start

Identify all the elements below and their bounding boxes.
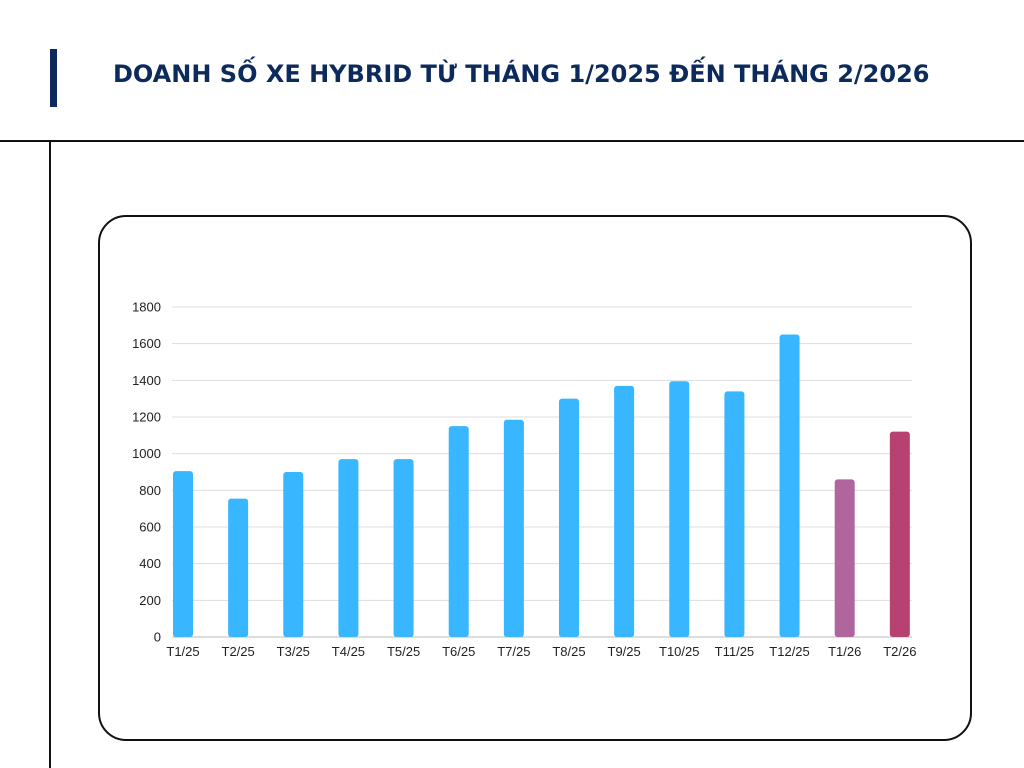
bar-t9-25 [614, 385, 635, 637]
bar-t7-25 [503, 419, 524, 637]
x-tick-label: T7/25 [497, 644, 530, 659]
header-divider [0, 140, 1024, 142]
y-tick-label: 1400 [132, 373, 161, 388]
x-tick-label: T12/25 [769, 644, 809, 659]
page-title: DOANH SỐ XE HYBRID TỪ THÁNG 1/2025 ĐẾN T… [113, 60, 930, 88]
y-tick-label: 800 [139, 483, 161, 498]
x-tick-label: T5/25 [387, 644, 420, 659]
chart-card [98, 215, 972, 741]
x-tick-label: T4/25 [332, 644, 365, 659]
x-tick-label: T2/26 [883, 644, 916, 659]
bar-t8-25 [558, 398, 579, 637]
bar-t4-25 [338, 459, 359, 637]
y-tick-label: 1200 [132, 410, 161, 425]
x-tick-label: T10/25 [659, 644, 699, 659]
x-tick-label: T2/25 [222, 644, 255, 659]
bar-t2-26 [889, 431, 910, 637]
title-accent-bar [50, 49, 57, 107]
bar-t6-25 [448, 426, 469, 637]
bar-t5-25 [393, 459, 414, 637]
y-tick-label: 0 [154, 630, 161, 645]
bar-t1-25 [173, 471, 193, 637]
x-tick-label: T1/26 [828, 644, 861, 659]
bar-t1-26 [834, 479, 855, 637]
x-tick-label: T11/25 [715, 644, 755, 659]
x-tick-label: T9/25 [608, 644, 641, 659]
x-tick-label: T6/25 [442, 644, 475, 659]
x-tick-label: T1/25 [166, 644, 199, 659]
y-tick-label: 1600 [132, 336, 161, 351]
y-tick-label: 400 [139, 556, 161, 571]
x-tick-label: T8/25 [552, 644, 585, 659]
y-tick-label: 200 [139, 593, 161, 608]
y-tick-label: 1000 [132, 446, 161, 461]
y-tick-label: 1800 [132, 300, 161, 315]
left-divider [49, 140, 51, 768]
x-tick-label: T3/25 [277, 644, 310, 659]
bar-t11-25 [724, 391, 745, 637]
bar-t2-25 [228, 498, 249, 637]
bar-t10-25 [669, 381, 690, 637]
y-tick-label: 600 [139, 520, 161, 535]
bar-t12-25 [779, 334, 800, 637]
bar-t3-25 [283, 472, 304, 637]
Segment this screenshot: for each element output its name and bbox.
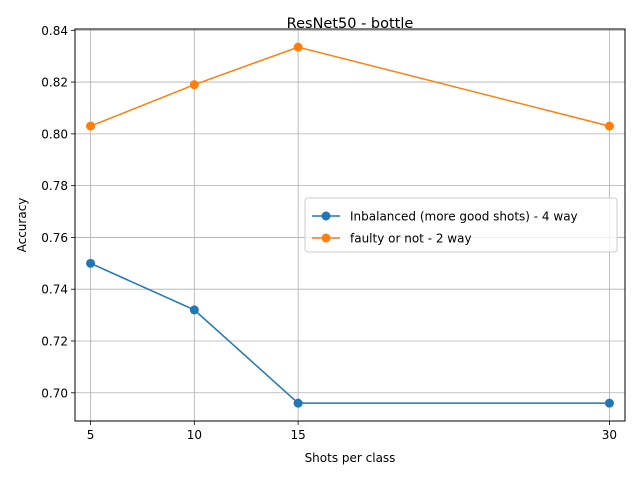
y-tick-label: 0.72	[41, 334, 68, 348]
legend-frame	[304, 197, 618, 253]
y-tick-label: 0.80	[41, 127, 68, 141]
y-tick-label: 0.70	[41, 386, 68, 400]
data-point-series-1	[604, 398, 614, 408]
x-axis-label: Shots per class	[305, 451, 396, 465]
chart-title: ResNet50 - bottle	[287, 16, 414, 32]
y-tick-label: 0.78	[41, 179, 68, 193]
y-axis-label: Accuracy	[15, 198, 29, 253]
x-tick-label: 5	[87, 428, 95, 442]
data-point-series-1	[189, 305, 199, 315]
x-tick-label: 30	[602, 428, 617, 442]
series-layer	[86, 42, 614, 408]
x-tick-label: 15	[290, 428, 305, 442]
legend: Inbalanced (more good shots) - 4 way fau…	[304, 197, 618, 253]
y-tick-label: 0.84	[41, 24, 68, 38]
data-point-series-2	[604, 121, 614, 131]
plot-frame	[74, 28, 626, 422]
axis-ticks: 5 10 15 30 0.70 0.72 0.74 0.76 0.78 0.80 0.82 0.84	[41, 24, 617, 442]
legend-marker-series-2	[321, 233, 331, 243]
y-tick-label: 0.76	[41, 231, 68, 245]
data-point-series-2	[293, 42, 303, 52]
data-point-series-1	[293, 398, 303, 408]
series-line-2	[90, 46, 610, 127]
series-line-1	[90, 262, 610, 404]
grid	[75, 29, 625, 421]
data-point-series-1	[86, 258, 96, 268]
x-tick-label: 10	[187, 428, 202, 442]
legend-marker-series-1	[321, 211, 331, 221]
y-tick-label: 0.74	[41, 283, 68, 297]
data-point-series-2	[189, 80, 199, 90]
legend-label-series-1: Inbalanced (more good shots) - 4 way	[350, 210, 578, 224]
legend-label-series-2: faulty or not - 2 way	[350, 232, 472, 246]
data-point-series-2	[86, 121, 96, 131]
y-tick-label: 0.82	[41, 76, 68, 90]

end

Copy every line of the material above word for word, leaving out the pictures.

Identify all the elements below and their bounding boxes.
bar-t9-25 [614, 385, 635, 637]
bar-t7-25 [503, 419, 524, 637]
x-tick-label: T7/25 [497, 644, 530, 659]
header-divider [0, 140, 1024, 142]
y-tick-label: 1400 [132, 373, 161, 388]
x-tick-label: T12/25 [769, 644, 809, 659]
page-title: DOANH SỐ XE HYBRID TỪ THÁNG 1/2025 ĐẾN T… [113, 60, 930, 88]
y-tick-label: 800 [139, 483, 161, 498]
x-tick-label: T5/25 [387, 644, 420, 659]
chart-card [98, 215, 972, 741]
x-tick-label: T4/25 [332, 644, 365, 659]
x-tick-label: T2/26 [883, 644, 916, 659]
bar-t8-25 [558, 398, 579, 637]
bar-t4-25 [338, 459, 359, 637]
y-tick-label: 1200 [132, 410, 161, 425]
x-tick-label: T10/25 [659, 644, 699, 659]
x-tick-label: T2/25 [222, 644, 255, 659]
bar-t2-26 [889, 431, 910, 637]
title-accent-bar [50, 49, 57, 107]
bar-t6-25 [448, 426, 469, 637]
bar-t5-25 [393, 459, 414, 637]
y-tick-label: 0 [154, 630, 161, 645]
bar-t1-25 [173, 471, 193, 637]
x-tick-label: T1/26 [828, 644, 861, 659]
bar-t1-26 [834, 479, 855, 637]
x-tick-label: T11/25 [715, 644, 755, 659]
x-tick-label: T9/25 [608, 644, 641, 659]
x-tick-label: T6/25 [442, 644, 475, 659]
x-tick-label: T1/25 [166, 644, 199, 659]
y-tick-label: 1600 [132, 336, 161, 351]
y-tick-label: 400 [139, 556, 161, 571]
x-tick-label: T8/25 [552, 644, 585, 659]
y-tick-label: 200 [139, 593, 161, 608]
y-tick-label: 1000 [132, 446, 161, 461]
y-tick-label: 1800 [132, 300, 161, 315]
left-divider [49, 140, 51, 768]
x-tick-label: T3/25 [277, 644, 310, 659]
bar-t11-25 [724, 391, 745, 637]
bar-t2-25 [228, 498, 249, 637]
bar-t10-25 [669, 381, 690, 637]
y-tick-label: 600 [139, 520, 161, 535]
bar-t12-25 [779, 334, 800, 637]
bar-t3-25 [283, 472, 304, 637]
Segment this screenshot: for each element output its name and bbox.
y-tick-label: 0.72	[41, 334, 68, 348]
legend-frame	[304, 197, 618, 253]
y-tick-label: 0.80	[41, 127, 68, 141]
y-tick-label: 0.70	[41, 386, 68, 400]
data-point-series-1	[604, 398, 614, 408]
x-axis-label: Shots per class	[305, 451, 396, 465]
chart-title: ResNet50 - bottle	[287, 16, 414, 32]
y-tick-label: 0.78	[41, 179, 68, 193]
y-axis-label: Accuracy	[15, 198, 29, 253]
x-tick-label: 5	[87, 428, 95, 442]
data-point-series-1	[189, 305, 199, 315]
x-tick-label: 30	[602, 428, 617, 442]
series-layer	[86, 42, 614, 408]
x-tick-label: 15	[290, 428, 305, 442]
legend: Inbalanced (more good shots) - 4 way fau…	[304, 197, 618, 253]
y-tick-label: 0.84	[41, 24, 68, 38]
data-point-series-2	[604, 121, 614, 131]
plot-frame	[74, 28, 626, 422]
axis-ticks: 5 10 15 30 0.70 0.72 0.74 0.76 0.78 0.80 0.82 0.84	[41, 24, 617, 442]
legend-marker-series-2	[321, 233, 331, 243]
y-tick-label: 0.76	[41, 231, 68, 245]
data-point-series-2	[293, 42, 303, 52]
data-point-series-1	[293, 398, 303, 408]
series-line-2	[90, 46, 610, 127]
series-line-1	[90, 262, 610, 404]
grid	[75, 29, 625, 421]
data-point-series-1	[86, 258, 96, 268]
x-tick-label: 10	[187, 428, 202, 442]
legend-marker-series-1	[321, 211, 331, 221]
y-tick-label: 0.74	[41, 283, 68, 297]
data-point-series-2	[189, 80, 199, 90]
legend-label-series-1: Inbalanced (more good shots) - 4 way	[350, 210, 578, 224]
legend-label-series-2: faulty or not - 2 way	[350, 232, 472, 246]
data-point-series-2	[86, 121, 96, 131]
y-tick-label: 0.82	[41, 76, 68, 90]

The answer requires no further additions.